> DESCRIPTION OF THE TASK
Images are not part of the copy; write out the rest of the data exactly as given.

> TASK MATERIAL

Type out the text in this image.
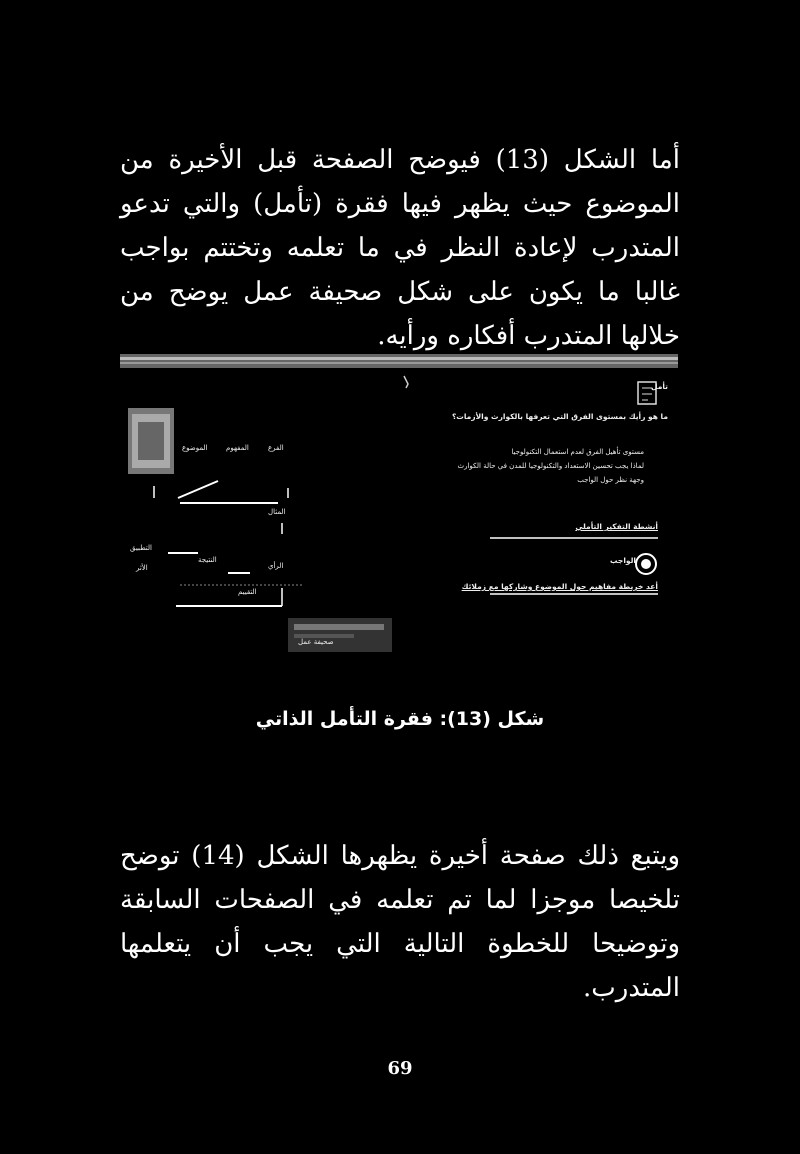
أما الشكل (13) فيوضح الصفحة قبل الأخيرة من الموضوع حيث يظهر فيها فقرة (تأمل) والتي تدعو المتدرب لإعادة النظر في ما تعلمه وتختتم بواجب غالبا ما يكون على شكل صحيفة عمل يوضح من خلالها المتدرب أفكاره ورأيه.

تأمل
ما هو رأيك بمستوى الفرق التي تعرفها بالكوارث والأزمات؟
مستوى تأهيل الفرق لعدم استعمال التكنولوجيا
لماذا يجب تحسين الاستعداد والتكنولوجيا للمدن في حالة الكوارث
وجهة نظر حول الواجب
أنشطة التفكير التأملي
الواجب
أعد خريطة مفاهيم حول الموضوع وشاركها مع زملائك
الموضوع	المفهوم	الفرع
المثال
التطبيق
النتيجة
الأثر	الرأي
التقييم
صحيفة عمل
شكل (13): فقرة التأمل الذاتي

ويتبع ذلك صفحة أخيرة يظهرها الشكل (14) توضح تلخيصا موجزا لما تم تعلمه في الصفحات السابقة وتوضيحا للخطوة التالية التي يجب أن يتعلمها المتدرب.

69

> COMPLETED TASK
Type out the text in this image.
أما الشكل (13) فيوضح الصفحة قبل الأخيرة من الموضوع حيث يظهر فيها فقرة (تأمل) والتي تدعو المتدرب لإعادة النظر في ما تعلمه وتختتم بواجب غالبا ما يكون على شكل صحيفة عمل يوضح من خلالها المتدرب أفكاره ورأيه.

تأمل
ما هو رأيك بمستوى الفرق التي تعرفها بالكوارث والأزمات؟
مستوى تأهيل الفرق لعدم استعمال التكنولوجيا
لماذا يجب تحسين الاستعداد والتكنولوجيا للمدن في حالة الكوارث
وجهة نظر حول الواجب
أنشطة التفكير التأملي
الواجب
أعد خريطة مفاهيم حول الموضوع وشاركها مع زملائك
الموضوع	المفهوم	الفرع
المثال
التطبيق
النتيجة
الأثر	الرأي
التقييم
صحيفة عمل
شكل (13): فقرة التأمل الذاتي

ويتبع ذلك صفحة أخيرة يظهرها الشكل (14) توضح تلخيصا موجزا لما تم تعلمه في الصفحات السابقة وتوضيحا للخطوة التالية التي يجب أن يتعلمها المتدرب.

69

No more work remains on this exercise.